(To be done):
Every line from the one containing "Extract all readable text from this page." through the end of the listing below goes in the output, exactly and without pictures.

BEGIN Data provided

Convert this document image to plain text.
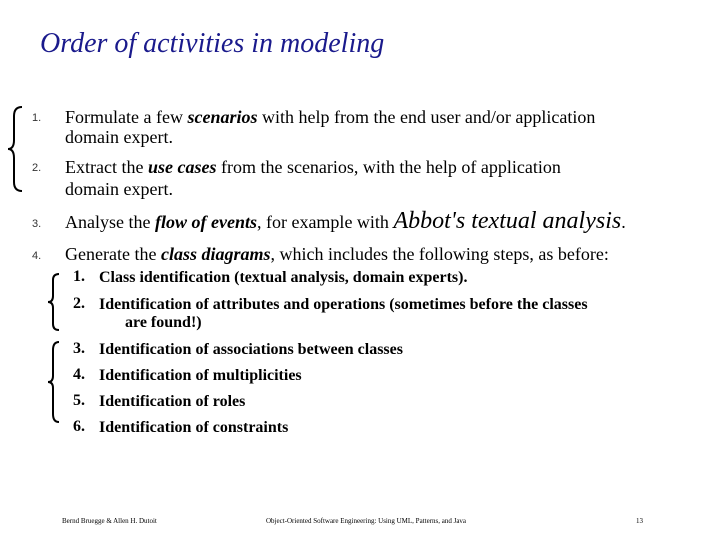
Order of activities in modeling
1. Formulate a few scenarios with help from the end user and/or application
domain expert.
2. Extract the use cases from the scenarios, with the help of application
domain expert.
3. Analyse the flow of events, for example with Abbot's textual analysis.
4. Generate the class diagrams, which includes the following steps, as before:
1. Class identification (textual analysis, domain experts).
2. Identification of attributes and operations (sometimes before the classes
are found!)
3. Identification of associations between classes
4. Identification of multiplicities
5. Identification of roles
6. Identification of constraints
Bernd Bruegge & Allen H. Dutoit	Object-Oriented Software Engineering: Using UML, Patterns, and Java	13
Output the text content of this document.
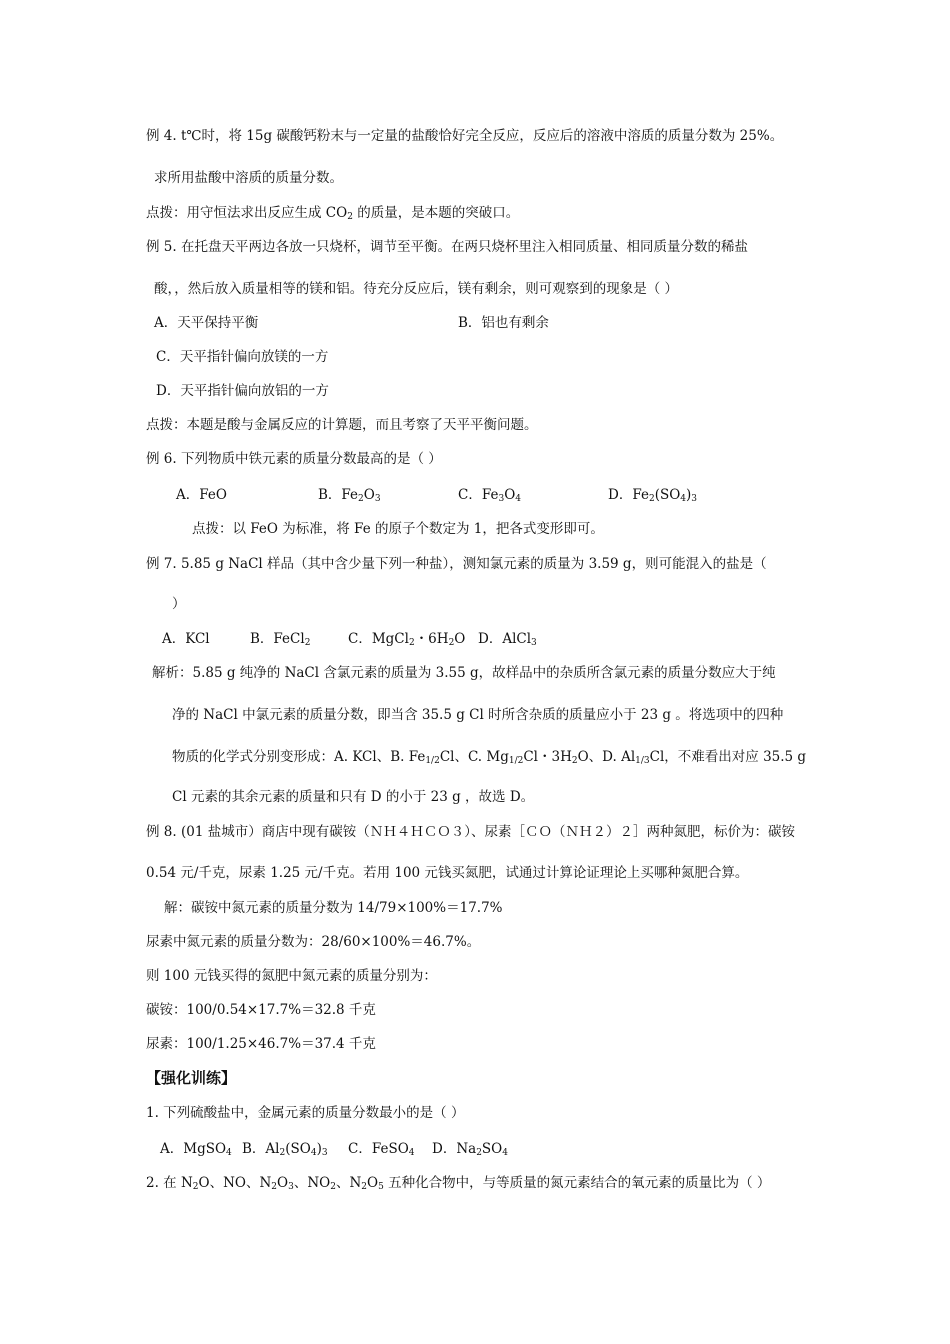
例 4. t℃时，将 15g 碳酸钙粉末与一定量的盐酸恰好完全反应，反应后的溶液中溶质的质量分数为 25%。
求所用盐酸中溶质的质量分数。
点拨：用守恒法求出反应生成 $CO_2$ 的质量，是本题的突破口。
例 5. 在托盘天平两边各放一只烧杯，调节至平衡。在两只烧杯里注入相同质量、相同质量分数的稀盐
酸，，然后放入质量相等的镁和铝。待充分反应后，镁有剩余，则可观察到的现象是（ ）
A．天平保持平衡	B．铝也有剩余
C．天平指针偏向放镁的一方
D．天平指针偏向放铝的一方
点拨：本题是酸与金属反应的计算题，而且考察了天平平衡问题。
例 6. 下列物质中铁元素的质量分数最高的是（ ）
A．FeO	B．$Fe_2O_3$	C．$Fe_3O_4$	D．$Fe_2(SO_4)_3$
点拨：以 FeO 为标准，将 Fe 的原子个数定为 1，把各式变形即可。
例 7. 5.85 g NaCl 样品（其中含少量下列一种盐），测知氯元素的质量为 3.59 g，则可能混入的盐是（
）
A．KCl	B．FeCl$_2$	C．MgCl$_2$・$6H_2O$ D．AlCl$_3$
解析：5.85 g 纯净的 NaCl 含氯元素的质量为 3.55 g，故样品中的杂质所含氯元素的质量分数应大于纯
净的 NaCl 中氯元素的质量分数，即当含 35.5 g Cl 时所含杂质的质量应小于 23 g 。将选项中的四种
物质的化学式分别变形成：A. KCl、B. $Fe_{1/2}Cl$、C. $Mg_{1/2}Cl$・$3H_2O$、D. $Al_{1/3}Cl$，不难看出对应 35.5 g
Cl 元素的其余元素的质量和只有 D 的小于 23 g ，故选 D。
例 8. (01 盐城市）商店中现有碳铵（ＮＨ４ＨＣＯ３）、尿素［ＣＯ（ＮＨ２）２］两种氮肥，标价为：碳铵
0.54 元/千克，尿素 1.25 元/千克。若用 100 元钱买氮肥，试通过计算论证理论上买哪种氮肥合算。
解：碳铵中氮元素的质量分数为 14/79×100%＝17.7%
尿素中氮元素的质量分数为：28/60×100%＝46.7%。
则 100 元钱买得的氮肥中氮元素的质量分别为：
碳铵：100/0.54×17.7%＝32.8 千克
尿素：100/1.25×46.7%＝37.4 千克
【强化训练】
1. 下列硫酸盐中，金属元素的质量分数最小的是（ ）
A．MgSO$_4$ B．$Al_2(SO_4)_3$ C．FeSO$_4$ D．$Na_2SO_4$
2. 在 $N_2O$、NO、$N_2O_3$、$NO_2$、$N_2O_5$ 五种化合物中，与等质量的氮元素结合的氧元素的质量比为（ ）
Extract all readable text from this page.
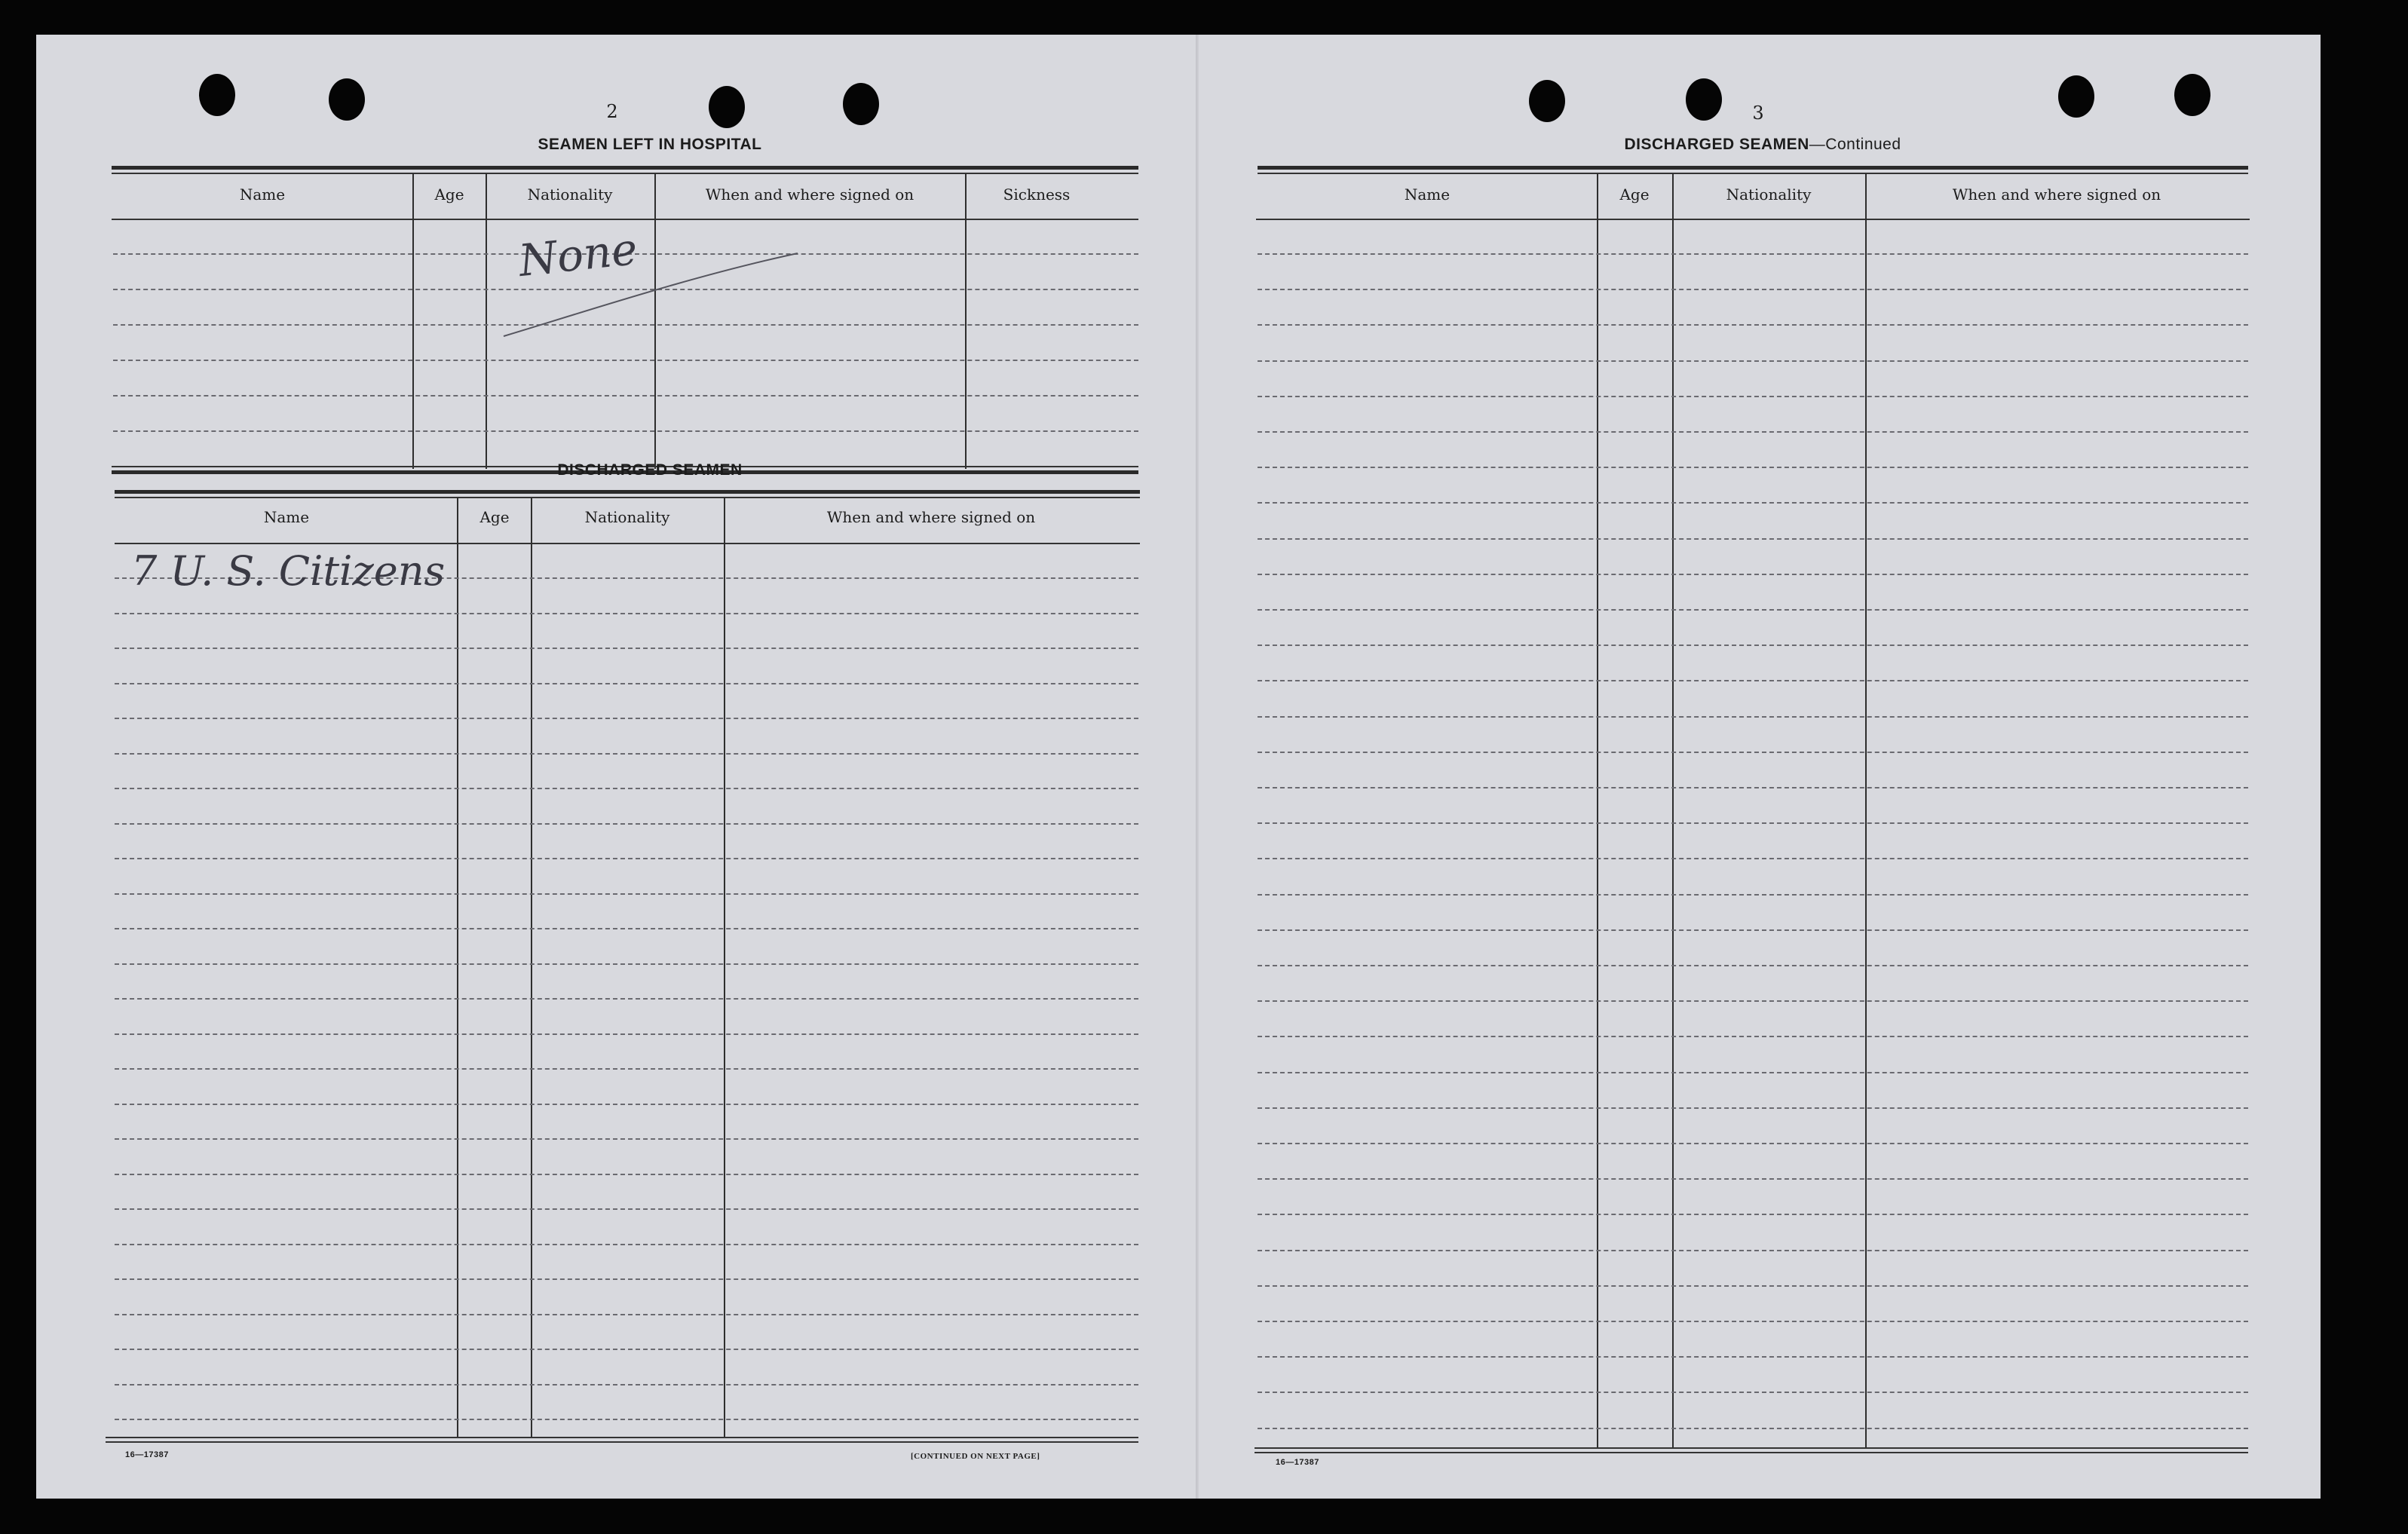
2
SEAMEN LEFT IN HOSPITAL
Name	Age	Nationality	When and where signed on	Sickness
None
DISCHARGED SEAMEN
Name	Age	Nationality	When and where signed on
7 U. S. Citizens
16—17387	[CONTINUED ON NEXT PAGE]
3
DISCHARGED SEAMEN—Continued
Name	Age	Nationality	When and where signed on
16—17387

END Data provided

(Finished exercise):
Extract all readable text from this page.
2
SEAMEN LEFT IN HOSPITAL
Name	Age	Nationality	When and where signed on	Sickness
None
DISCHARGED SEAMEN
Name	Age	Nationality	When and where signed on
7 U. S. Citizens
16—17387	[CONTINUED ON NEXT PAGE]
3
DISCHARGED SEAMEN—Continued
Name	Age	Nationality	When and where signed on
16—17387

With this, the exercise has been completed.